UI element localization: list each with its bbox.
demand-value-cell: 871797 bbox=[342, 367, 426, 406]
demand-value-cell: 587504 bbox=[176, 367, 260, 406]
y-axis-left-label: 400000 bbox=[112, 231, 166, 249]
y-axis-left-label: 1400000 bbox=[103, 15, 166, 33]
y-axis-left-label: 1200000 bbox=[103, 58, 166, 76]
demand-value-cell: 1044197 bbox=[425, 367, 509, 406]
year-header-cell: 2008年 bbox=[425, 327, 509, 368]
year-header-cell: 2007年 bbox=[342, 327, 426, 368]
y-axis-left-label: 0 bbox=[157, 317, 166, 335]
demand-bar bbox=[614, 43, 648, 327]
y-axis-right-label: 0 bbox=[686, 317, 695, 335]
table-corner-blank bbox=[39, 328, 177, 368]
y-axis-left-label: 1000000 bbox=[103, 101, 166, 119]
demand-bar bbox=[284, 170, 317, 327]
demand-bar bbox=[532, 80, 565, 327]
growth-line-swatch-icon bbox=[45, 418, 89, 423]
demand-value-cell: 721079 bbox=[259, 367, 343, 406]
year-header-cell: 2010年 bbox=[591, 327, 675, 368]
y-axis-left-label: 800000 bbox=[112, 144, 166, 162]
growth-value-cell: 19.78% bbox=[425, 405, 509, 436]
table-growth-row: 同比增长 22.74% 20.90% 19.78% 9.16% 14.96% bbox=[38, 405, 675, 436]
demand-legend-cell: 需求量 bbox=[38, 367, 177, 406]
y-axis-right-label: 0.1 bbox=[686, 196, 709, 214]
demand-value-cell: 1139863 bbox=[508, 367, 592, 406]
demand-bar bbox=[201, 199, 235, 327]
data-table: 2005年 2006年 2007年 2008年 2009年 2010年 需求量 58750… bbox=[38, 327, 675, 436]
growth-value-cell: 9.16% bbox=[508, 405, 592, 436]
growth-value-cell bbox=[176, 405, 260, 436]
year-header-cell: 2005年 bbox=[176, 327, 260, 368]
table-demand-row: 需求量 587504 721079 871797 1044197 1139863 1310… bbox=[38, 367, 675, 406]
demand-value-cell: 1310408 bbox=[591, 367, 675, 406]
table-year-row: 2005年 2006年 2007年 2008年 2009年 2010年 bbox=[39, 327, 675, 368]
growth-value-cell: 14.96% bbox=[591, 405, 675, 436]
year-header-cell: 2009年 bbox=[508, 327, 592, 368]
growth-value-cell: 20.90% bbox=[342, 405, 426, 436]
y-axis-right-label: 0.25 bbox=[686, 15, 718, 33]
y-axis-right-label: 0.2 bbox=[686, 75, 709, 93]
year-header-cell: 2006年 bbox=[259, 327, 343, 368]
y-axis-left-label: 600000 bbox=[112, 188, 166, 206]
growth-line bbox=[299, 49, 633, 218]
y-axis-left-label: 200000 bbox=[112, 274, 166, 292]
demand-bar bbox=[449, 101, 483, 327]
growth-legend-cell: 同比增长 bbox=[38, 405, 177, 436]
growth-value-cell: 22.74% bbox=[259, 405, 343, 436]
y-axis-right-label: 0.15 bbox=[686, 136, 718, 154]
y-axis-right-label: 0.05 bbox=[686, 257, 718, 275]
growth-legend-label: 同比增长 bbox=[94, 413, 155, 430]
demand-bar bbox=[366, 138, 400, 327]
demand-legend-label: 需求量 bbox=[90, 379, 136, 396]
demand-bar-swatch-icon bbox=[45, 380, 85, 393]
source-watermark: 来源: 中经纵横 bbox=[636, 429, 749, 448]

_ _ _ _

_TASK DESCRIPTION_
Retype every line of the listing above without changing anything.

_FINAL RESULT_
UI element localization: list each with its bbox.
demand-value-cell: 871797 bbox=[342, 367, 426, 406]
demand-value-cell: 587504 bbox=[176, 367, 260, 406]
y-axis-left-label: 400000 bbox=[112, 231, 166, 249]
y-axis-left-label: 1400000 bbox=[103, 15, 166, 33]
y-axis-left-label: 1200000 bbox=[103, 58, 166, 76]
demand-value-cell: 1044197 bbox=[425, 367, 509, 406]
year-header-cell: 2008年 bbox=[425, 327, 509, 368]
year-header-cell: 2007年 bbox=[342, 327, 426, 368]
y-axis-left-label: 0 bbox=[157, 317, 166, 335]
demand-bar bbox=[614, 43, 648, 327]
y-axis-right-label: 0 bbox=[686, 317, 695, 335]
table-corner-blank bbox=[39, 328, 177, 368]
y-axis-left-label: 1000000 bbox=[103, 101, 166, 119]
demand-bar bbox=[284, 170, 317, 327]
demand-bar bbox=[532, 80, 565, 327]
growth-line-swatch-icon bbox=[45, 418, 89, 423]
demand-value-cell: 721079 bbox=[259, 367, 343, 406]
year-header-cell: 2010年 bbox=[591, 327, 675, 368]
y-axis-left-label: 800000 bbox=[112, 144, 166, 162]
growth-value-cell: 19.78% bbox=[425, 405, 509, 436]
table-growth-row: 同比增长 22.74% 20.90% 19.78% 9.16% 14.96% bbox=[38, 405, 675, 436]
demand-legend-cell: 需求量 bbox=[38, 367, 177, 406]
y-axis-right-label: 0.1 bbox=[686, 196, 709, 214]
demand-value-cell: 1139863 bbox=[508, 367, 592, 406]
demand-bar bbox=[201, 199, 235, 327]
data-table: 2005年 2006年 2007年 2008年 2009年 2010年 需求量 58750… bbox=[38, 327, 675, 436]
growth-value-cell: 9.16% bbox=[508, 405, 592, 436]
growth-value-cell bbox=[176, 405, 260, 436]
year-header-cell: 2005年 bbox=[176, 327, 260, 368]
table-demand-row: 需求量 587504 721079 871797 1044197 1139863 1310… bbox=[38, 367, 675, 406]
demand-value-cell: 1310408 bbox=[591, 367, 675, 406]
table-year-row: 2005年 2006年 2007年 2008年 2009年 2010年 bbox=[39, 327, 675, 368]
growth-value-cell: 14.96% bbox=[591, 405, 675, 436]
year-header-cell: 2009年 bbox=[508, 327, 592, 368]
growth-value-cell: 20.90% bbox=[342, 405, 426, 436]
y-axis-right-label: 0.25 bbox=[686, 15, 718, 33]
y-axis-right-label: 0.2 bbox=[686, 75, 709, 93]
year-header-cell: 2006年 bbox=[259, 327, 343, 368]
y-axis-left-label: 600000 bbox=[112, 188, 166, 206]
growth-line bbox=[299, 49, 633, 218]
y-axis-left-label: 200000 bbox=[112, 274, 166, 292]
demand-bar bbox=[449, 101, 483, 327]
growth-legend-cell: 同比增长 bbox=[38, 405, 177, 436]
growth-value-cell: 22.74% bbox=[259, 405, 343, 436]
y-axis-right-label: 0.15 bbox=[686, 136, 718, 154]
y-axis-right-label: 0.05 bbox=[686, 257, 718, 275]
growth-legend-label: 同比增长 bbox=[94, 413, 155, 430]
demand-bar bbox=[366, 138, 400, 327]
demand-legend-label: 需求量 bbox=[90, 379, 136, 396]
demand-bar-swatch-icon bbox=[45, 380, 85, 393]
source-watermark: 来源: 中经纵横 bbox=[636, 429, 749, 448]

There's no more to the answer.